■ **SHORT PROBLEM**
Print out every record exactly as it appears.

■ **RECORD EXCERPTS**
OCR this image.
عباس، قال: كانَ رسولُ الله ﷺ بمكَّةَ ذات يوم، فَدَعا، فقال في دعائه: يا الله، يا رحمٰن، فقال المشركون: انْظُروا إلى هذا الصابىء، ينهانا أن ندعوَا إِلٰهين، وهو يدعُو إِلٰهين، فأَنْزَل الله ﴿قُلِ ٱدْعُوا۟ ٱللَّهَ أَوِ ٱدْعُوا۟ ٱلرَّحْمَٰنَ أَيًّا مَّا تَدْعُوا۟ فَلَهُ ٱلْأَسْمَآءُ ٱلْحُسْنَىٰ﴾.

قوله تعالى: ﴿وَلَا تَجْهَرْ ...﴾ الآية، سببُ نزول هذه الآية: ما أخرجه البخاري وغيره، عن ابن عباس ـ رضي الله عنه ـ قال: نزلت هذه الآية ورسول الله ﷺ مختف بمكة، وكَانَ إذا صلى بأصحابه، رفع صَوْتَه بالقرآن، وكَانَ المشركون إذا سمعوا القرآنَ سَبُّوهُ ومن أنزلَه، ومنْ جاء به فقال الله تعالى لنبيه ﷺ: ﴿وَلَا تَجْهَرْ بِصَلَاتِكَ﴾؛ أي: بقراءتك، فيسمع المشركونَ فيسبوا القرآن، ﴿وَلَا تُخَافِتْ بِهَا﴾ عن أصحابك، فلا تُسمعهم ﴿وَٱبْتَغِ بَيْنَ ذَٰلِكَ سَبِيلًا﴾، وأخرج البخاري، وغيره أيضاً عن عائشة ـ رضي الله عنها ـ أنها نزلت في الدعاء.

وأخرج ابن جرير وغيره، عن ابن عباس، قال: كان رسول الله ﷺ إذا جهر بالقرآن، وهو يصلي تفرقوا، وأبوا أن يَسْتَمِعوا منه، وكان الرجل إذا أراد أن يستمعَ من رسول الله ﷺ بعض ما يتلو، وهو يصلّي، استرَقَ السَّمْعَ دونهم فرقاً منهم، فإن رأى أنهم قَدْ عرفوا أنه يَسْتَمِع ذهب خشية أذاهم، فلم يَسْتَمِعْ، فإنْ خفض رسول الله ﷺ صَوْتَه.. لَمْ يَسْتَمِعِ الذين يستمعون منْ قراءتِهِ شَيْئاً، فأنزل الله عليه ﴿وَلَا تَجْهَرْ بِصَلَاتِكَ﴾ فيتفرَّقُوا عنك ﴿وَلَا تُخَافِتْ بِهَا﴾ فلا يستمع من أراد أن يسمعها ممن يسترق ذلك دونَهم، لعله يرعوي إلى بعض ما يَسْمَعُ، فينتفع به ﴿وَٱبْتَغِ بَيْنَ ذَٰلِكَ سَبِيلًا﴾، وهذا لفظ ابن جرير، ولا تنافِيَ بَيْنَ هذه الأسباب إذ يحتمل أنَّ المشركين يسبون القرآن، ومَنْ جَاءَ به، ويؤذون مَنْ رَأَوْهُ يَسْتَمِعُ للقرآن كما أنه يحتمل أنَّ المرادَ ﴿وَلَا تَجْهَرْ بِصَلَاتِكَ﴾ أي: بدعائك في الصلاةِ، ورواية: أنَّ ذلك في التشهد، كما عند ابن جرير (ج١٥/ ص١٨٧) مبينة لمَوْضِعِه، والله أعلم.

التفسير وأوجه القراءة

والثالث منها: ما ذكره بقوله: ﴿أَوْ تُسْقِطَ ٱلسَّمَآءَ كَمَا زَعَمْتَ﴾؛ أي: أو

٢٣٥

■ **WRITTEN ANSWER**
OCR this image.
عباس، قال: كانَ رسولُ الله ﷺ بمكَّةَ ذات يوم، فَدَعا، فقال في دعائه: يا الله، يا رحمٰن، فقال المشركون: انْظُروا إلى هذا الصابىء، ينهانا أن ندعوَا إِلٰهين، وهو يدعُو إِلٰهين، فأَنْزَل الله ﴿قُلِ ٱدْعُوا۟ ٱللَّهَ أَوِ ٱدْعُوا۟ ٱلرَّحْمَٰنَ أَيًّا مَّا تَدْعُوا۟ فَلَهُ ٱلْأَسْمَآءُ ٱلْحُسْنَىٰ﴾.

قوله تعالى: ﴿وَلَا تَجْهَرْ ...﴾ الآية، سببُ نزول هذه الآية: ما أخرجه البخاري وغيره، عن ابن عباس ـ رضي الله عنه ـ قال: نزلت هذه الآية ورسول الله ﷺ مختف بمكة، وكَانَ إذا صلى بأصحابه، رفع صَوْتَه بالقرآن، وكَانَ المشركون إذا سمعوا القرآنَ سَبُّوهُ ومن أنزلَه، ومنْ جاء به فقال الله تعالى لنبيه ﷺ: ﴿وَلَا تَجْهَرْ بِصَلَاتِكَ﴾؛ أي: بقراءتك، فيسمع المشركونَ فيسبوا القرآن، ﴿وَلَا تُخَافِتْ بِهَا﴾ عن أصحابك، فلا تُسمعهم ﴿وَٱبْتَغِ بَيْنَ ذَٰلِكَ سَبِيلًا﴾، وأخرج البخاري، وغيره أيضاً عن عائشة ـ رضي الله عنها ـ أنها نزلت في الدعاء.

وأخرج ابن جرير وغيره، عن ابن عباس، قال: كان رسول الله ﷺ إذا جهر بالقرآن، وهو يصلي تفرقوا، وأبوا أن يَسْتَمِعوا منه، وكان الرجل إذا أراد أن يستمعَ من رسول الله ﷺ بعض ما يتلو، وهو يصلّي، استرَقَ السَّمْعَ دونهم فرقاً منهم، فإن رأى أنهم قَدْ عرفوا أنه يَسْتَمِع ذهب خشية أذاهم، فلم يَسْتَمِعْ، فإنْ خفض رسول الله ﷺ صَوْتَه.. لَمْ يَسْتَمِعِ الذين يستمعون منْ قراءتِهِ شَيْئاً، فأنزل الله عليه ﴿وَلَا تَجْهَرْ بِصَلَاتِكَ﴾ فيتفرَّقُوا عنك ﴿وَلَا تُخَافِتْ بِهَا﴾ فلا يستمع من أراد أن يسمعها ممن يسترق ذلك دونَهم، لعله يرعوي إلى بعض ما يَسْمَعُ، فينتفع به ﴿وَٱبْتَغِ بَيْنَ ذَٰلِكَ سَبِيلًا﴾، وهذا لفظ ابن جرير، ولا تنافِيَ بَيْنَ هذه الأسباب إذ يحتمل أنَّ المشركين يسبون القرآن، ومَنْ جَاءَ به، ويؤذون مَنْ رَأَوْهُ يَسْتَمِعُ للقرآن كما أنه يحتمل أنَّ المرادَ ﴿وَلَا تَجْهَرْ بِصَلَاتِكَ﴾ أي: بدعائك في الصلاةِ، ورواية: أنَّ ذلك في التشهد، كما عند ابن جرير (ج١٥/ ص١٨٧) مبينة لمَوْضِعِه، والله أعلم.

التفسير وأوجه القراءة

والثالث منها: ما ذكره بقوله: ﴿أَوْ تُسْقِطَ ٱلسَّمَآءَ كَمَا زَعَمْتَ﴾؛ أي: أو

٢٣٥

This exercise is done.